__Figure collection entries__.
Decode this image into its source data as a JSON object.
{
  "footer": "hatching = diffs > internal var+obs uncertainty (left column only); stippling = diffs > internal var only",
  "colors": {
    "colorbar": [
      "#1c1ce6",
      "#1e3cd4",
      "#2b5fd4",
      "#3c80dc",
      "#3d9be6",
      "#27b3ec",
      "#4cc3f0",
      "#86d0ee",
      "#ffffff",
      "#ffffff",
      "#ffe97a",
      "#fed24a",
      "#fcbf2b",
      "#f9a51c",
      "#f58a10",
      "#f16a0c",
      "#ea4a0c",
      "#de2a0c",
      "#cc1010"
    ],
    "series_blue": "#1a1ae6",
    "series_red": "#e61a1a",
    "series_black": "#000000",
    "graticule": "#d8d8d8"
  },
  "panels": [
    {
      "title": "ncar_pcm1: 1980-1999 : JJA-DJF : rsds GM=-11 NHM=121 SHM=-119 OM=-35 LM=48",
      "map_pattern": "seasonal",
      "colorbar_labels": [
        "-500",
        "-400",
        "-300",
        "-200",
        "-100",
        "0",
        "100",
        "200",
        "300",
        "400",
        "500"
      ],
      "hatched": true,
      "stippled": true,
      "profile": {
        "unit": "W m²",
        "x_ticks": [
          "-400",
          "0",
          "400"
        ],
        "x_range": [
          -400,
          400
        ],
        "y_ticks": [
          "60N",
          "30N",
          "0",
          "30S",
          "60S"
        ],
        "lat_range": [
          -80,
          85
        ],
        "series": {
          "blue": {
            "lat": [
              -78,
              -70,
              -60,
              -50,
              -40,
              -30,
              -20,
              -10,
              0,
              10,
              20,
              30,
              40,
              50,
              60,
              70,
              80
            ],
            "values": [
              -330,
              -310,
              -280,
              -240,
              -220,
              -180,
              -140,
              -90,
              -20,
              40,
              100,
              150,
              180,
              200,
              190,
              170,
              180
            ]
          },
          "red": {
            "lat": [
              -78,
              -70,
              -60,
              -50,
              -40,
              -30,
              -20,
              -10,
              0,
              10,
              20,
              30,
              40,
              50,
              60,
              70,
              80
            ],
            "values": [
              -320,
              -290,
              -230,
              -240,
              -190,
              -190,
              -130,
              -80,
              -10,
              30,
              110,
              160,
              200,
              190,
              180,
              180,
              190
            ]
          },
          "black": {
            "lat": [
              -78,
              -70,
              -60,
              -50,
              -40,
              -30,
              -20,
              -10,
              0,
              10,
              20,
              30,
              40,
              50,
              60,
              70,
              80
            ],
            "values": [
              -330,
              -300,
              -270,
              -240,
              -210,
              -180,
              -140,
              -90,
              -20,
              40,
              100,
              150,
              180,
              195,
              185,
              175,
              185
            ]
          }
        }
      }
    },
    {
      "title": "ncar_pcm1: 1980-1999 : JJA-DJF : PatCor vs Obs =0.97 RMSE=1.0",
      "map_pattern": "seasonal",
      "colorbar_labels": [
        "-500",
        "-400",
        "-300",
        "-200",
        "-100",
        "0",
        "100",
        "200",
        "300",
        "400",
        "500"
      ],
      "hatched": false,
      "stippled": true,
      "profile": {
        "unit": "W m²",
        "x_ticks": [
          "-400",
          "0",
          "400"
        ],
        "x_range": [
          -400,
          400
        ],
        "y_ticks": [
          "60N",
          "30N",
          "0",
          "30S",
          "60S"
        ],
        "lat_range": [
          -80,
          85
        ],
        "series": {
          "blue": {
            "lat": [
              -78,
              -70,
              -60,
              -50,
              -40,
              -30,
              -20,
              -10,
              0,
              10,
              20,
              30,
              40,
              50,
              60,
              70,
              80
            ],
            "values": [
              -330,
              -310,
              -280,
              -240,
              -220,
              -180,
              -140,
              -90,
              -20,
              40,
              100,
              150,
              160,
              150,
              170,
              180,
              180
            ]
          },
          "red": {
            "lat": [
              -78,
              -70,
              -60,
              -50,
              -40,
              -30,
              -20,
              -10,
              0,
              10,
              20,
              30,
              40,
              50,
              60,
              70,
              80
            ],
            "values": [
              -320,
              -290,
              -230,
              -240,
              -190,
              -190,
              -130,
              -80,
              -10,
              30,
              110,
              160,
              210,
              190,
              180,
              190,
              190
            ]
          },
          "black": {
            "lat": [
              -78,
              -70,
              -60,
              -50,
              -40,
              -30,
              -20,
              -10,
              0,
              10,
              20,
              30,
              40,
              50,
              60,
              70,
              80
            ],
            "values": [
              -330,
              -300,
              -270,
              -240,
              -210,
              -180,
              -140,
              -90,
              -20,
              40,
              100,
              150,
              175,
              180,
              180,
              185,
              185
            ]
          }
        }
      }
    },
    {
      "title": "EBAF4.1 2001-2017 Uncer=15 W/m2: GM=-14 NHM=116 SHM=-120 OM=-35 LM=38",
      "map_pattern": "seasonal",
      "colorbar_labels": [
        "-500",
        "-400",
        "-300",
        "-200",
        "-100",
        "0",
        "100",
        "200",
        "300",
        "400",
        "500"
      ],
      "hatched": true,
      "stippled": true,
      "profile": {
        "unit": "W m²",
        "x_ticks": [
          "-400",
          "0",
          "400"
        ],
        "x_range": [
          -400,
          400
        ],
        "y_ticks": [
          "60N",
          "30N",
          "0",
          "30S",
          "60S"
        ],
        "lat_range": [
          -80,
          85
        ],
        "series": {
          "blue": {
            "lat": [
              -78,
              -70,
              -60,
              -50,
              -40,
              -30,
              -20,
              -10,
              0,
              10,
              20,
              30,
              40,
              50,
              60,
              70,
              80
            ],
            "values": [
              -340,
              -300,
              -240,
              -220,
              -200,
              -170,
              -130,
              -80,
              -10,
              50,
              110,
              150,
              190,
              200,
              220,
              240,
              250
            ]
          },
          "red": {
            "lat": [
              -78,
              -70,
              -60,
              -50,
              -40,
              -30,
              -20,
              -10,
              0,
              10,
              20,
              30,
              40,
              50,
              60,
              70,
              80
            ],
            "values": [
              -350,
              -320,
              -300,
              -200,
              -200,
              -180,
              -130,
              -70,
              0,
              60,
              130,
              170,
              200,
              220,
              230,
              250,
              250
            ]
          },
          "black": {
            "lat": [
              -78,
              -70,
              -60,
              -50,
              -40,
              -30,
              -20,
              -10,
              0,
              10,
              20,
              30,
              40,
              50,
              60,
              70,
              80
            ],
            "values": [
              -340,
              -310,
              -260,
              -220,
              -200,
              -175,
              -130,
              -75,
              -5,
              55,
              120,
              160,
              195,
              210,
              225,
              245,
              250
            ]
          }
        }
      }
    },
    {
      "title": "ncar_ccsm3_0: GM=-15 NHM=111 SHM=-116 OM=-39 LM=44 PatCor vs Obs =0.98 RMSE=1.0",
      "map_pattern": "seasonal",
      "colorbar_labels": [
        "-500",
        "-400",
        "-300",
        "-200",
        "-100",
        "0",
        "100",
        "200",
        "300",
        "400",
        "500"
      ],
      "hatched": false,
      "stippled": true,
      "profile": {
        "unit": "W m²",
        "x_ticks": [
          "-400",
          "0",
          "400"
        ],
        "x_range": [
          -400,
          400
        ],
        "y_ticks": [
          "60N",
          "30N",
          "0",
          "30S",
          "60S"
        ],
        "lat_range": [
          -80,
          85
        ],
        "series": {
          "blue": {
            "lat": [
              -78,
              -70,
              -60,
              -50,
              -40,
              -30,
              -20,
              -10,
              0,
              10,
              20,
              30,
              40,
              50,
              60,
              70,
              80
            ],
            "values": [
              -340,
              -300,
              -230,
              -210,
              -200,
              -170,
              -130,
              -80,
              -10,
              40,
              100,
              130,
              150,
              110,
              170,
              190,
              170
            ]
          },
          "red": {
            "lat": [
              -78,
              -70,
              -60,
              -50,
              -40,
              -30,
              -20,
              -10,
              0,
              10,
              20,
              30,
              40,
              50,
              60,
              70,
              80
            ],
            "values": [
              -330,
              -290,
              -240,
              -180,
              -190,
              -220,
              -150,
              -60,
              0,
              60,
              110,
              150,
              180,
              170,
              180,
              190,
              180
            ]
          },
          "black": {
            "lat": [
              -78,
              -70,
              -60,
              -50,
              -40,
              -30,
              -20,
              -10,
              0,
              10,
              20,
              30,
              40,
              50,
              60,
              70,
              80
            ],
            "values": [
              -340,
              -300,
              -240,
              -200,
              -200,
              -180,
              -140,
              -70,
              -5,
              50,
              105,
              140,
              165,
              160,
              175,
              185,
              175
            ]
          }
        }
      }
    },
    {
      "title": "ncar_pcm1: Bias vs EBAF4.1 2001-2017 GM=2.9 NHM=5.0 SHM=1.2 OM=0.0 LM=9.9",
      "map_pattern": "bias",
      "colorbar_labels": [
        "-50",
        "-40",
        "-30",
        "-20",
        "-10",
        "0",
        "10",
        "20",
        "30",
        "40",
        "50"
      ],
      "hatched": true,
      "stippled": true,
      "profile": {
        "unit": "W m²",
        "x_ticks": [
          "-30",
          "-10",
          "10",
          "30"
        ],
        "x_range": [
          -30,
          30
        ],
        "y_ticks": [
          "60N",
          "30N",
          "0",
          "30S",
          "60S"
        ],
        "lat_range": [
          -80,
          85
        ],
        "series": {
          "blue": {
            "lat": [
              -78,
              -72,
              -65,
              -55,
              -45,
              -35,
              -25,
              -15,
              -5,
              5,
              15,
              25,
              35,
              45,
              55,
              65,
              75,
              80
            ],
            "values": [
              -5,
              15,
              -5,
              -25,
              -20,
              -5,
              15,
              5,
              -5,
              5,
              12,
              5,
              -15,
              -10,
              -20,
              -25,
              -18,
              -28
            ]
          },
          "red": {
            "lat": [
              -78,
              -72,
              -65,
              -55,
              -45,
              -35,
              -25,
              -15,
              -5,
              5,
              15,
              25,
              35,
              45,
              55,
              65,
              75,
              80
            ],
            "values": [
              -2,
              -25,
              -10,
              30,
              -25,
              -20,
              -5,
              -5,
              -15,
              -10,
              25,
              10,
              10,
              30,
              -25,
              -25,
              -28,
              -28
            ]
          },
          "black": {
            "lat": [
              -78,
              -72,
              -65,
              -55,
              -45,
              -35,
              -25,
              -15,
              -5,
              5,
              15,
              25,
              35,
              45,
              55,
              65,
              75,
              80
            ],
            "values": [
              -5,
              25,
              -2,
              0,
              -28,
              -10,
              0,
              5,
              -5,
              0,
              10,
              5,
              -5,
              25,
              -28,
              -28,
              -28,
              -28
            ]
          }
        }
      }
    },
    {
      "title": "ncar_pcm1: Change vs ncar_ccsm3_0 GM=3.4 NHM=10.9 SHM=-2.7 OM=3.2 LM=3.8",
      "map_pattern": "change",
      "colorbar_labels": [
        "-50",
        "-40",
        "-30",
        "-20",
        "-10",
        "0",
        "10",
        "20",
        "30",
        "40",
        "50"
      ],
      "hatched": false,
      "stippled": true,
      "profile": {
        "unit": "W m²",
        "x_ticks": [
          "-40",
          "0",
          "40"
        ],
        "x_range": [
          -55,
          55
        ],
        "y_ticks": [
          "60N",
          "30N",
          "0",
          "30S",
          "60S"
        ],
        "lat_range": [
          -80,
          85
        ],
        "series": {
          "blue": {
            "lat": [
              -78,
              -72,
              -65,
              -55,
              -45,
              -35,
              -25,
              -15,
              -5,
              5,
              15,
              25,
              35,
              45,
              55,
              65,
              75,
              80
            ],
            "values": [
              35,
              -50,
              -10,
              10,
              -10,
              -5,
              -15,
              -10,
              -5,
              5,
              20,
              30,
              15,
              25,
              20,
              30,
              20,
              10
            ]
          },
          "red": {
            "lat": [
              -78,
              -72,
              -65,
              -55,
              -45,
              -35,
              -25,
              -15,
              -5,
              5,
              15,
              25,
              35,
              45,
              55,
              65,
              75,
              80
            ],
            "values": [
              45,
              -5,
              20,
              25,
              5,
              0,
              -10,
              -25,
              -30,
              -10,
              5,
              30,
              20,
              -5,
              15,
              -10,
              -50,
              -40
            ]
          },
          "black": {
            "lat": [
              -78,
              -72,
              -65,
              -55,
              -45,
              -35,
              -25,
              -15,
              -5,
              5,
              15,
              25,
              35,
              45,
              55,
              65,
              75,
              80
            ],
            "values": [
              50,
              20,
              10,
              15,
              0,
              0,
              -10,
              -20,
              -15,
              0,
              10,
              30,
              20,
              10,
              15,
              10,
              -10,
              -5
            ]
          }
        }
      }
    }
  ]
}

__Your objective__. Note every line above where the string "PatCor" shows up, and copy those lines.

__Output__.
      "title": "ncar_pcm1: 1980-1999 : JJA-DJF : PatCor vs Obs =0.97 RMSE=1.0",
      "title": "ncar_ccsm3_0: GM=-15 NHM=111 SHM=-116 OM=-39 LM=44 PatCor vs Obs =0.98 RMSE=1.0",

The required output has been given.